Exercise goal
Copy every line of the material below word for word, with nothing changed or left out.

Record excerpts

----

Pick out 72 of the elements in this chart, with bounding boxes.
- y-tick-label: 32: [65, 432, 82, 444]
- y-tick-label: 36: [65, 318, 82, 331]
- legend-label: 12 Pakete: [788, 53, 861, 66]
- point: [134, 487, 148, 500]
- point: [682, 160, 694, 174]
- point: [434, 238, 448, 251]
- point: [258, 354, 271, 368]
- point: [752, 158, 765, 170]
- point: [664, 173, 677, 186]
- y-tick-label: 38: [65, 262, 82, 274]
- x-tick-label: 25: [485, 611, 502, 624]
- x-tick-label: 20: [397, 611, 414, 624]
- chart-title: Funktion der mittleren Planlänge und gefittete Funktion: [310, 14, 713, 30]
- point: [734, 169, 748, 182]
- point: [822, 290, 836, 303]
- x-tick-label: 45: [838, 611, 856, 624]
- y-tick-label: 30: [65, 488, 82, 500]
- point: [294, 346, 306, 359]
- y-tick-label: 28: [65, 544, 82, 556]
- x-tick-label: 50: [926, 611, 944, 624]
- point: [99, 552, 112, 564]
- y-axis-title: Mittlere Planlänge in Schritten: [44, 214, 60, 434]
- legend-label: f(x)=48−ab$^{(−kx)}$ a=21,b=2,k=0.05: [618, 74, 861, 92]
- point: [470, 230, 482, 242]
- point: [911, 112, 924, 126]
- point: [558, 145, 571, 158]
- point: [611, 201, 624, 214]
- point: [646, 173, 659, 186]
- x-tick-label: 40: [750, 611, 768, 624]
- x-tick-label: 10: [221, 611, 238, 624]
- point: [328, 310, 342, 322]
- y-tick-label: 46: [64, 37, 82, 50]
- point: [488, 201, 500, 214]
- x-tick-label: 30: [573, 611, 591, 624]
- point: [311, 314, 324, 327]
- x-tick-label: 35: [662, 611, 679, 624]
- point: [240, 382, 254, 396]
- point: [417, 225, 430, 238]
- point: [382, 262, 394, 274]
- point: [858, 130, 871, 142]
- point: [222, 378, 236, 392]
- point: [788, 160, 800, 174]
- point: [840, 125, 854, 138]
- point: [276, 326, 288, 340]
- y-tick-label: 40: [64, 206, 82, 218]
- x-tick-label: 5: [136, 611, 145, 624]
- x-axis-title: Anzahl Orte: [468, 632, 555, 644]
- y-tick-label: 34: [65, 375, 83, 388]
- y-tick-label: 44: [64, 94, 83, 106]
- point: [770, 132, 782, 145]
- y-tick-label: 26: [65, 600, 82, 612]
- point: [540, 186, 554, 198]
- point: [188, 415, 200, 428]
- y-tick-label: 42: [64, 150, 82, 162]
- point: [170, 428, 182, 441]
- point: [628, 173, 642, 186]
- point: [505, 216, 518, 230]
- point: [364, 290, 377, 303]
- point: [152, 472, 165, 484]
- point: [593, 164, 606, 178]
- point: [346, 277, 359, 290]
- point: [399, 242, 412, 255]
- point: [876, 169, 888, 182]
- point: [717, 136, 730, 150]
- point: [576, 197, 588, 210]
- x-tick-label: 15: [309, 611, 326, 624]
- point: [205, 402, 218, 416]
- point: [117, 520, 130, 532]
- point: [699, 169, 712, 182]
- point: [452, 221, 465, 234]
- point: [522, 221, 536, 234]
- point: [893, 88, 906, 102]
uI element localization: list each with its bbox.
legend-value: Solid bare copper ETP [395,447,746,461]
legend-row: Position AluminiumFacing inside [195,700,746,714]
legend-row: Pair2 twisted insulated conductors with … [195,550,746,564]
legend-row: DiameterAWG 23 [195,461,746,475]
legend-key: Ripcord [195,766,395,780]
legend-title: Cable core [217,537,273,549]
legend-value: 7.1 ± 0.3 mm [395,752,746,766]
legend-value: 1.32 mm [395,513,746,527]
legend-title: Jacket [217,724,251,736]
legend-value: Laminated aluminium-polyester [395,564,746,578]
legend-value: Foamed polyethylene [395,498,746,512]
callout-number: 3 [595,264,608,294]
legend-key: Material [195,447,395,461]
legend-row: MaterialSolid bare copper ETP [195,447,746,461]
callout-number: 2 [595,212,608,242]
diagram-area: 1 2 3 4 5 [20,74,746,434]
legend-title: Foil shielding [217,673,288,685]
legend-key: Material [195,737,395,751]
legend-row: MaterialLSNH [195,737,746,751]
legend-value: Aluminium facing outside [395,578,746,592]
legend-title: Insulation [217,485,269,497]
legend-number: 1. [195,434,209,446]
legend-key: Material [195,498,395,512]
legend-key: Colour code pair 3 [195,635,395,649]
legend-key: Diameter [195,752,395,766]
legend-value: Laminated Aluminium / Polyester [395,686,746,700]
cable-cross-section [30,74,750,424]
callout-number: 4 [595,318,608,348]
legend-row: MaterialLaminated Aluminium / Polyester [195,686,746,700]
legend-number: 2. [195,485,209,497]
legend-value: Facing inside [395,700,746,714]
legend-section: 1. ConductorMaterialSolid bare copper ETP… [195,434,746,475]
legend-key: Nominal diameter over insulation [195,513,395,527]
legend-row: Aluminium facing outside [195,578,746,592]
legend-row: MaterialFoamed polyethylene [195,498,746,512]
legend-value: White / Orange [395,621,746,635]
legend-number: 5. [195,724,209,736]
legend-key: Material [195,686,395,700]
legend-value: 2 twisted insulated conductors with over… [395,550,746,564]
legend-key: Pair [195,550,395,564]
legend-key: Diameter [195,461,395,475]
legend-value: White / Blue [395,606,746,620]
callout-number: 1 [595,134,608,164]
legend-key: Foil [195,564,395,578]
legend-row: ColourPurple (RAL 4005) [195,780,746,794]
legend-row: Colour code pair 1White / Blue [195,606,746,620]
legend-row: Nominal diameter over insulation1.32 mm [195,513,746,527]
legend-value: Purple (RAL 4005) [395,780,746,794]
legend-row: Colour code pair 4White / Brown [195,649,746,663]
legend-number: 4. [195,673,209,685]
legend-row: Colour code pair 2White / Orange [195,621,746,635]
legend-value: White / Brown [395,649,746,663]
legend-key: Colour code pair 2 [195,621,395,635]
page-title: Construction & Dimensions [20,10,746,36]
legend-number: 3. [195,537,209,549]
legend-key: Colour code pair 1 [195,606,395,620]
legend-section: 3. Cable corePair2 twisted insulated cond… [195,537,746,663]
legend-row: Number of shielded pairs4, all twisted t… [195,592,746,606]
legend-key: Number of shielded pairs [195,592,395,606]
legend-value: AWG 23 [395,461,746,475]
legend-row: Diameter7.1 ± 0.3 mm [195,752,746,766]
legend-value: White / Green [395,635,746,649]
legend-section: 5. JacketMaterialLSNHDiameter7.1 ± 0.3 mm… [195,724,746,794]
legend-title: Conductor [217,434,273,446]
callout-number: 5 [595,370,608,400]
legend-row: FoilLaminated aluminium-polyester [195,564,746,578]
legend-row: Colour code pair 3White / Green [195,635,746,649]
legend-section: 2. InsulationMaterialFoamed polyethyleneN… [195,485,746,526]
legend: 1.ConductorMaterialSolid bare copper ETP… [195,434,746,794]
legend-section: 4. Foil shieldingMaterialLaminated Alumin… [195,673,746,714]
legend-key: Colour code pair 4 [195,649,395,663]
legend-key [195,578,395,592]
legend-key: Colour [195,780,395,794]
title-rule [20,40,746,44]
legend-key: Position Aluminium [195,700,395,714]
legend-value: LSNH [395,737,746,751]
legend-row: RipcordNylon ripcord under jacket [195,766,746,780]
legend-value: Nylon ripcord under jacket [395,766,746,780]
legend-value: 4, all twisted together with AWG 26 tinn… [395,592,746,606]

----

Final result
Pick out 72 of the elements in this chart, with bounding boxes.
- y-tick-label: 32: [65, 432, 82, 444]
- y-tick-label: 36: [65, 318, 82, 331]
- legend-label: 12 Pakete: [788, 53, 861, 66]
- point: [134, 487, 148, 500]
- point: [682, 160, 694, 174]
- point: [434, 238, 448, 251]
- point: [258, 354, 271, 368]
- point: [752, 158, 765, 170]
- point: [664, 173, 677, 186]
- y-tick-label: 38: [65, 262, 82, 274]
- x-tick-label: 25: [485, 611, 502, 624]
- x-tick-label: 20: [397, 611, 414, 624]
- chart-title: Funktion der mittleren Planlänge und gefittete Funktion: [310, 14, 713, 30]
- point: [734, 169, 748, 182]
- point: [822, 290, 836, 303]
- x-tick-label: 45: [838, 611, 856, 624]
- y-tick-label: 30: [65, 488, 82, 500]
- point: [294, 346, 306, 359]
- y-tick-label: 28: [65, 544, 82, 556]
- x-tick-label: 50: [926, 611, 944, 624]
- point: [99, 552, 112, 564]
- y-axis-title: Mittlere Planlänge in Schritten: [44, 214, 60, 434]
- legend-label: f(x)=48−ab$^{(−kx)}$ a=21,b=2,k=0.05: [618, 74, 861, 92]
- point: [470, 230, 482, 242]
- point: [911, 112, 924, 126]
- point: [558, 145, 571, 158]
- point: [611, 201, 624, 214]
- point: [646, 173, 659, 186]
- x-tick-label: 40: [750, 611, 768, 624]
- x-tick-label: 10: [221, 611, 238, 624]
- point: [328, 310, 342, 322]
- y-tick-label: 46: [64, 37, 82, 50]
- point: [488, 201, 500, 214]
- x-tick-label: 30: [573, 611, 591, 624]
- point: [311, 314, 324, 327]
- x-tick-label: 35: [662, 611, 679, 624]
- point: [240, 382, 254, 396]
- point: [417, 225, 430, 238]
- point: [382, 262, 394, 274]
- point: [858, 130, 871, 142]
- point: [222, 378, 236, 392]
- point: [788, 160, 800, 174]
- point: [840, 125, 854, 138]
- point: [276, 326, 288, 340]
- y-tick-label: 40: [64, 206, 82, 218]
- x-tick-label: 5: [136, 611, 145, 624]
- x-axis-title: Anzahl Orte: [468, 632, 555, 644]
- y-tick-label: 34: [65, 375, 83, 388]
- y-tick-label: 44: [64, 94, 83, 106]
- point: [770, 132, 782, 145]
- y-tick-label: 26: [65, 600, 82, 612]
- point: [540, 186, 554, 198]
- point: [188, 415, 200, 428]
- y-tick-label: 42: [64, 150, 82, 162]
- point: [170, 428, 182, 441]
- point: [628, 173, 642, 186]
- point: [505, 216, 518, 230]
- point: [364, 290, 377, 303]
- point: [152, 472, 165, 484]
- point: [593, 164, 606, 178]
- point: [346, 277, 359, 290]
- point: [399, 242, 412, 255]
- point: [876, 169, 888, 182]
- point: [717, 136, 730, 150]
- point: [576, 197, 588, 210]
- x-tick-label: 15: [309, 611, 326, 624]
- point: [205, 402, 218, 416]
- point: [117, 520, 130, 532]
- point: [699, 169, 712, 182]
- point: [452, 221, 465, 234]
- point: [522, 221, 536, 234]
- point: [893, 88, 906, 102]
uI element localization: list each with its bbox.
legend-value: Solid bare copper ETP [395,447,746,461]
legend-row: Position AluminiumFacing inside [195,700,746,714]
legend-row: Pair2 twisted insulated conductors with … [195,550,746,564]
legend-row: DiameterAWG 23 [195,461,746,475]
legend-key: Ripcord [195,766,395,780]
legend-title: Cable core [217,537,273,549]
legend-value: 7.1 ± 0.3 mm [395,752,746,766]
legend-value: 1.32 mm [395,513,746,527]
legend-title: Jacket [217,724,251,736]
legend-value: Laminated aluminium-polyester [395,564,746,578]
legend-value: Foamed polyethylene [395,498,746,512]
callout-number: 3 [595,264,608,294]
legend-key: Material [195,447,395,461]
legend-row: MaterialSolid bare copper ETP [195,447,746,461]
callout-number: 2 [595,212,608,242]
diagram-area: 1 2 3 4 5 [20,74,746,434]
legend-title: Foil shielding [217,673,288,685]
legend-key: Material [195,737,395,751]
legend-row: MaterialLSNH [195,737,746,751]
legend-value: Aluminium facing outside [395,578,746,592]
legend-title: Insulation [217,485,269,497]
legend-number: 1. [195,434,209,446]
legend-key: Material [195,498,395,512]
legend-key: Colour code pair 3 [195,635,395,649]
legend-key: Diameter [195,752,395,766]
legend-value: Laminated Aluminium / Polyester [395,686,746,700]
cable-cross-section [30,74,750,424]
callout-number: 4 [595,318,608,348]
legend-row: MaterialLaminated Aluminium / Polyester [195,686,746,700]
legend-number: 2. [195,485,209,497]
legend-value: Facing inside [395,700,746,714]
legend-section: 1. ConductorMaterialSolid bare copper ETP… [195,434,746,475]
legend-key: Nominal diameter over insulation [195,513,395,527]
legend-row: Aluminium facing outside [195,578,746,592]
legend-row: MaterialFoamed polyethylene [195,498,746,512]
legend-value: White / Orange [395,621,746,635]
legend-number: 5. [195,724,209,736]
legend-key: Material [195,686,395,700]
legend-value: 2 twisted insulated conductors with over… [395,550,746,564]
legend-key: Pair [195,550,395,564]
legend-key: Diameter [195,461,395,475]
legend-value: White / Blue [395,606,746,620]
callout-number: 1 [595,134,608,164]
legend-key: Foil [195,564,395,578]
legend-row: ColourPurple (RAL 4005) [195,780,746,794]
legend-row: Colour code pair 1White / Blue [195,606,746,620]
legend-row: Nominal diameter over insulation1.32 mm [195,513,746,527]
legend-value: Purple (RAL 4005) [395,780,746,794]
legend-row: Colour code pair 4White / Brown [195,649,746,663]
legend-number: 4. [195,673,209,685]
legend-row: Colour code pair 2White / Orange [195,621,746,635]
legend-value: White / Brown [395,649,746,663]
legend-key: Colour code pair 2 [195,621,395,635]
page-title: Construction & Dimensions [20,10,746,36]
legend-number: 3. [195,537,209,549]
legend-key: Colour code pair 1 [195,606,395,620]
legend-section: 3. Cable corePair2 twisted insulated cond… [195,537,746,663]
legend-row: Number of shielded pairs4, all twisted t… [195,592,746,606]
legend-key: Number of shielded pairs [195,592,395,606]
legend-value: AWG 23 [395,461,746,475]
legend-row: Diameter7.1 ± 0.3 mm [195,752,746,766]
legend-value: White / Green [395,635,746,649]
legend-section: 5. JacketMaterialLSNHDiameter7.1 ± 0.3 mm… [195,724,746,794]
legend-title: Conductor [217,434,273,446]
callout-number: 5 [595,370,608,400]
legend-row: FoilLaminated aluminium-polyester [195,564,746,578]
legend-row: Colour code pair 3White / Green [195,635,746,649]
legend-section: 2. InsulationMaterialFoamed polyethyleneN… [195,485,746,526]
legend: 1.ConductorMaterialSolid bare copper ETP… [195,434,746,794]
legend-section: 4. Foil shieldingMaterialLaminated Alumin… [195,673,746,714]
legend-key: Colour code pair 4 [195,649,395,663]
legend-key [195,578,395,592]
legend-key: Colour [195,780,395,794]
title-rule [20,40,746,44]
legend-key: Position Aluminium [195,700,395,714]
legend-value: LSNH [395,737,746,751]
legend-row: RipcordNylon ripcord under jacket [195,766,746,780]
legend-value: Nylon ripcord under jacket [395,766,746,780]
legend-value: 4, all twisted together with AWG 26 tinn… [395,592,746,606]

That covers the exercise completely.